Required task: Exactly as written, quote every line that follows, skipping the images.
------------------------------------------------
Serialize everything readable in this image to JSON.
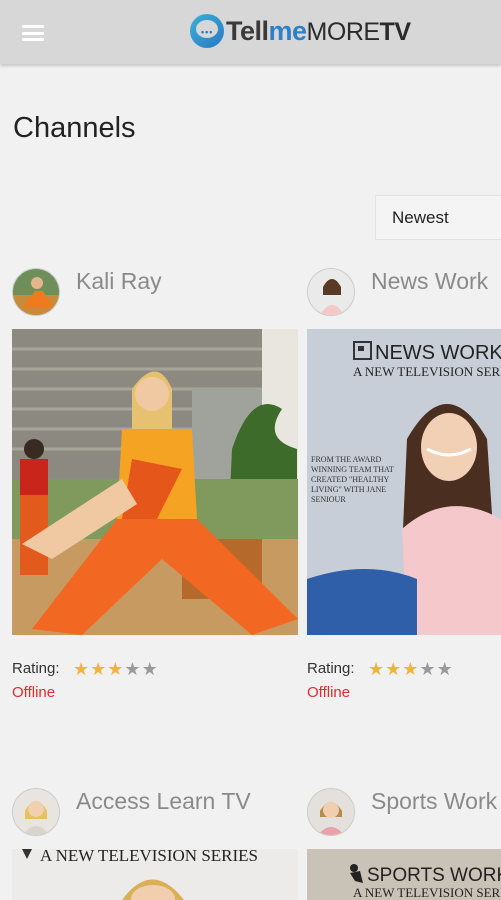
{
  "header": {
    "logo": {
      "tell": "Tell",
      "me": "me",
      "more": "MORE",
      "tv": "TV"
    }
  },
  "page": {
    "title": "Channels"
  },
  "sort": {
    "selected": "Newest"
  },
  "channels": [
    {
      "name": "Kali Ray",
      "rating_label": "Rating:",
      "rating": 3,
      "max_rating": 5,
      "status": "Offline"
    },
    {
      "name": "News Work",
      "rating_label": "Rating:",
      "rating": 3,
      "max_rating": 5,
      "status": "Offline",
      "thumb_title": "NEWS WORK",
      "thumb_subtitle": "A NEW TELEVISION SERIES",
      "thumb_caption": "FROM THE AWARD WINNING TEAM THAT CREATED \"HEALTHY LIVING\" WITH JANE SENIOUR"
    },
    {
      "name": "Access Learn TV",
      "thumb_subtitle": "A NEW TELEVISION SERIES"
    },
    {
      "name": "Sports Work",
      "thumb_title": "SPORTS WORK",
      "thumb_subtitle": "A NEW TELEVISION SERIES"
    }
  ],
  "colors": {
    "accent": "#2f80c8",
    "offline": "#e02b2b",
    "star": "#f0b43a"
  }
}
------------------------------------------------
Output below:
Serialize everything readable in this image to JSON.
{
  "header": {
    "logo": {
      "tell": "Tell",
      "me": "me",
      "more": "MORE",
      "tv": "TV"
    }
  },
  "page": {
    "title": "Channels"
  },
  "sort": {
    "selected": "Newest"
  },
  "channels": [
    {
      "name": "Kali Ray",
      "rating_label": "Rating:",
      "rating": 3,
      "max_rating": 5,
      "status": "Offline"
    },
    {
      "name": "News Work",
      "rating_label": "Rating:",
      "rating": 3,
      "max_rating": 5,
      "status": "Offline",
      "thumb_title": "NEWS WORK",
      "thumb_subtitle": "A NEW TELEVISION SERIES",
      "thumb_caption": "FROM THE AWARD WINNING TEAM THAT CREATED \"HEALTHY LIVING\" WITH JANE SENIOUR"
    },
    {
      "name": "Access Learn TV",
      "thumb_subtitle": "A NEW TELEVISION SERIES"
    },
    {
      "name": "Sports Work",
      "thumb_title": "SPORTS WORK",
      "thumb_subtitle": "A NEW TELEVISION SERIES"
    }
  ],
  "colors": {
    "accent": "#2f80c8",
    "offline": "#e02b2b",
    "star": "#f0b43a"
  }
}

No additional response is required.